TASK STATEMENT. Output every line below exactly.

=-=-=

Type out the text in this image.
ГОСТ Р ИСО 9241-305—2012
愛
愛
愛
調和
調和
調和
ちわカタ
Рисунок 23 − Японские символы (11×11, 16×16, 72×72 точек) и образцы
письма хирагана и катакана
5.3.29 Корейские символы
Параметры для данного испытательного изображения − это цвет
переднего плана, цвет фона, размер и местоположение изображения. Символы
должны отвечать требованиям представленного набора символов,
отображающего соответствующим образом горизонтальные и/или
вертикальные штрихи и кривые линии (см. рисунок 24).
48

=-=-=

FINISHED ANSWER.
Type out the text in this image.
ГОСТ Р ИСО 9241-305—2012
愛
愛
愛
調和
調和
調和
ちわカタ
Рисунок 23 − Японские символы (11×11, 16×16, 72×72 точек) и образцы
письма хирагана и катакана
5.3.29 Корейские символы
Параметры для данного испытательного изображения − это цвет
переднего плана, цвет фона, размер и местоположение изображения. Символы
должны отвечать требованиям представленного набора символов,
отображающего соответствующим образом горизонтальные и/или
вертикальные штрихи и кривые линии (см. рисунок 24).
48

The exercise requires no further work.